▶ _Task_:
Repeat the lines beginning at the one with "What text is on this page?" and running to the end of the material, keeping the first and last of them, exactly as they appear.

## Start Data to process

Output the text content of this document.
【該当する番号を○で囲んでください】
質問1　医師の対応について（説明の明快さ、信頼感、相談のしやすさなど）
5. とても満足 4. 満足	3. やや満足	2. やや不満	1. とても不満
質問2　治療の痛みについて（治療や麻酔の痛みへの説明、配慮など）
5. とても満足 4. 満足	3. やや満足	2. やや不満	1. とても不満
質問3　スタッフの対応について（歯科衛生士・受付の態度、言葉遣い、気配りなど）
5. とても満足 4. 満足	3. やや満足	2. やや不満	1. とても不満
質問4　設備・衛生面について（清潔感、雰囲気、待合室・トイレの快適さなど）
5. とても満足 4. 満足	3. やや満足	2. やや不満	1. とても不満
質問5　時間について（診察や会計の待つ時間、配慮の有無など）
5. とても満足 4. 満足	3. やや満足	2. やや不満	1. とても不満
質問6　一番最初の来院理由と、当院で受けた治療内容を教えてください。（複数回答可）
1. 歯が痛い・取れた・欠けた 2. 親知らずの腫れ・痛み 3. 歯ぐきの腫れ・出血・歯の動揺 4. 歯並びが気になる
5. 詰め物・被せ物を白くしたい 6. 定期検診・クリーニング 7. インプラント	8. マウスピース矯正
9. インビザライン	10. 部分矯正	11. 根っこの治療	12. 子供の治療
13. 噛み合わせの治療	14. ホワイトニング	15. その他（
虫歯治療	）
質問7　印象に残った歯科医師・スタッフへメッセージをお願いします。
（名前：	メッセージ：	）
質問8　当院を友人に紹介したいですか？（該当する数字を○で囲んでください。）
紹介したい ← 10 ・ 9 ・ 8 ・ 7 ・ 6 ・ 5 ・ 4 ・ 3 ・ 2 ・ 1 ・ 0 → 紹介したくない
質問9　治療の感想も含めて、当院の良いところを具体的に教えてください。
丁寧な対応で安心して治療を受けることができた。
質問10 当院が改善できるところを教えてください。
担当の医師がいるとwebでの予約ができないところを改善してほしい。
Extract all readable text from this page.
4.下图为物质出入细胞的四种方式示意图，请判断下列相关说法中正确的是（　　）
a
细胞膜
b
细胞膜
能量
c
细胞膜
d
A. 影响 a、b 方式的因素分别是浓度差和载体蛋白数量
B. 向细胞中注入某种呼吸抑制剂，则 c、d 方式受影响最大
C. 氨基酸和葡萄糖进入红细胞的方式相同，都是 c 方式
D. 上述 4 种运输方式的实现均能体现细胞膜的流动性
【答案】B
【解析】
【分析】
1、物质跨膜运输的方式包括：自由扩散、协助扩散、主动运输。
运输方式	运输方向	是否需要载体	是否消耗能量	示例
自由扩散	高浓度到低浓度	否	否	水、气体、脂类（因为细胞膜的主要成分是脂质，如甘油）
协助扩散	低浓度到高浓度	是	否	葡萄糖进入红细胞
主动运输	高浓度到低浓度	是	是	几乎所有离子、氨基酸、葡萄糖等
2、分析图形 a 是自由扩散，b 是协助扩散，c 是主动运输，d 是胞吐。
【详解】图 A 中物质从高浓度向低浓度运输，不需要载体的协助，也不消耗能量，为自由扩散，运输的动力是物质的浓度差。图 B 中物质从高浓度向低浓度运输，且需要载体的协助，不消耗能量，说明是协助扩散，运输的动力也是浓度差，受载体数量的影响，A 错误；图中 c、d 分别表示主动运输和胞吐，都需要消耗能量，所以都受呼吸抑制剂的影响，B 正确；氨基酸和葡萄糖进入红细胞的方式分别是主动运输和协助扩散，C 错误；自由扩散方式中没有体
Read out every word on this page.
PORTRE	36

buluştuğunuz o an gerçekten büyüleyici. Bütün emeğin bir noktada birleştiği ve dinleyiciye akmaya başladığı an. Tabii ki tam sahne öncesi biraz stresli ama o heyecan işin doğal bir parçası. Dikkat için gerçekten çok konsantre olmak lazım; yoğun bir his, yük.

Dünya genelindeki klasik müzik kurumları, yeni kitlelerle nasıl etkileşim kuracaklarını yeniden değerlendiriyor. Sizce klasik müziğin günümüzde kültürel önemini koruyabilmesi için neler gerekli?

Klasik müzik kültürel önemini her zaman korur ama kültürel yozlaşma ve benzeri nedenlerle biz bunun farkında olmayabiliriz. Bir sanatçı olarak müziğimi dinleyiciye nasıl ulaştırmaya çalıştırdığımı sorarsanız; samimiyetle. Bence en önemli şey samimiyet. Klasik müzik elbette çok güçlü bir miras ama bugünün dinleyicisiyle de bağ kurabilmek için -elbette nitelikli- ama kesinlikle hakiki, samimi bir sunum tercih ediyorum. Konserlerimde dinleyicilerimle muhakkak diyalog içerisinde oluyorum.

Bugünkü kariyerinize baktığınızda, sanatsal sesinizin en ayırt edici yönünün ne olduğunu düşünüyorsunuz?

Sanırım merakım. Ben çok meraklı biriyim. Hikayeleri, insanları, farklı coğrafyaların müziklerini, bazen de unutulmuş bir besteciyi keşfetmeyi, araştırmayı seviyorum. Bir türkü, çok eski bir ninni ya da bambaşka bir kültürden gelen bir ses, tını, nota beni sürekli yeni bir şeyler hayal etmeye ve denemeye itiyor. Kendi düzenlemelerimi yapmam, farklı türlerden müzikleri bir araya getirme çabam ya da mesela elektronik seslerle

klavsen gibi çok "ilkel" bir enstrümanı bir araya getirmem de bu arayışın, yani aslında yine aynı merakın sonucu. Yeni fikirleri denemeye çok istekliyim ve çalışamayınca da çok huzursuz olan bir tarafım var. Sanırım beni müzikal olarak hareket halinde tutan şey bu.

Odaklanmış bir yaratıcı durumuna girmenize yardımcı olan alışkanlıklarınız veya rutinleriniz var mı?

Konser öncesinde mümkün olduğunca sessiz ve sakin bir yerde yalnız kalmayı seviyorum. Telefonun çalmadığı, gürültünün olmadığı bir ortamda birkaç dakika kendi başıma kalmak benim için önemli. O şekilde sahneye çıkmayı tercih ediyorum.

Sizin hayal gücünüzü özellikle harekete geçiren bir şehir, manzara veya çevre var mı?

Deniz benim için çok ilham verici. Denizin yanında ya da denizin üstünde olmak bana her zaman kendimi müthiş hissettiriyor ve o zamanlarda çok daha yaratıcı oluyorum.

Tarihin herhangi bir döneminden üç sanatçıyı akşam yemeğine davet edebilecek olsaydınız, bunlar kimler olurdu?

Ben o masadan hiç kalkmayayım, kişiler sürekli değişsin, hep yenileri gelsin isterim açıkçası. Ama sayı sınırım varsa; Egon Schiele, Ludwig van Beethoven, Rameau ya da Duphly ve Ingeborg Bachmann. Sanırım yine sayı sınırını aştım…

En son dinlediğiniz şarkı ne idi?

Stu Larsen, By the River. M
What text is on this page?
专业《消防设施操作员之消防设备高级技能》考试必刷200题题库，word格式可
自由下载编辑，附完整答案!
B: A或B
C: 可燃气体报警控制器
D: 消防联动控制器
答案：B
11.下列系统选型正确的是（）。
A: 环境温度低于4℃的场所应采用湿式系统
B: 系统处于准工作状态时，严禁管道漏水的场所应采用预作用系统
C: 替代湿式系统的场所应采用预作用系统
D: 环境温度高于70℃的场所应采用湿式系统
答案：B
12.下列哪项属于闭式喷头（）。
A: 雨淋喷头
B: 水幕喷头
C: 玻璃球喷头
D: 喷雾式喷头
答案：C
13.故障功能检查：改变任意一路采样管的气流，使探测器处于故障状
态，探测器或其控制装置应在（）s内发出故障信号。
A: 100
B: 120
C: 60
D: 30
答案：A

## End Data to process

▶ _Written reply_:
What text is on this page?
专业《消防设施操作员之消防设备高级技能》考试必刷200题题库，word格式可
自由下载编辑，附完整答案!
B: A或B
C: 可燃气体报警控制器
D: 消防联动控制器
答案：B
11.下列系统选型正确的是（）。
A: 环境温度低于4℃的场所应采用湿式系统
B: 系统处于准工作状态时，严禁管道漏水的场所应采用预作用系统
C: 替代湿式系统的场所应采用预作用系统
D: 环境温度高于70℃的场所应采用湿式系统
答案：B
12.下列哪项属于闭式喷头（）。
A: 雨淋喷头
B: 水幕喷头
C: 玻璃球喷头
D: 喷雾式喷头
答案：C
13.故障功能检查：改变任意一路采样管的气流，使探测器处于故障状
态，探测器或其控制装置应在（）s内发出故障信号。
A: 100
B: 120
C: 60
D: 30
答案：A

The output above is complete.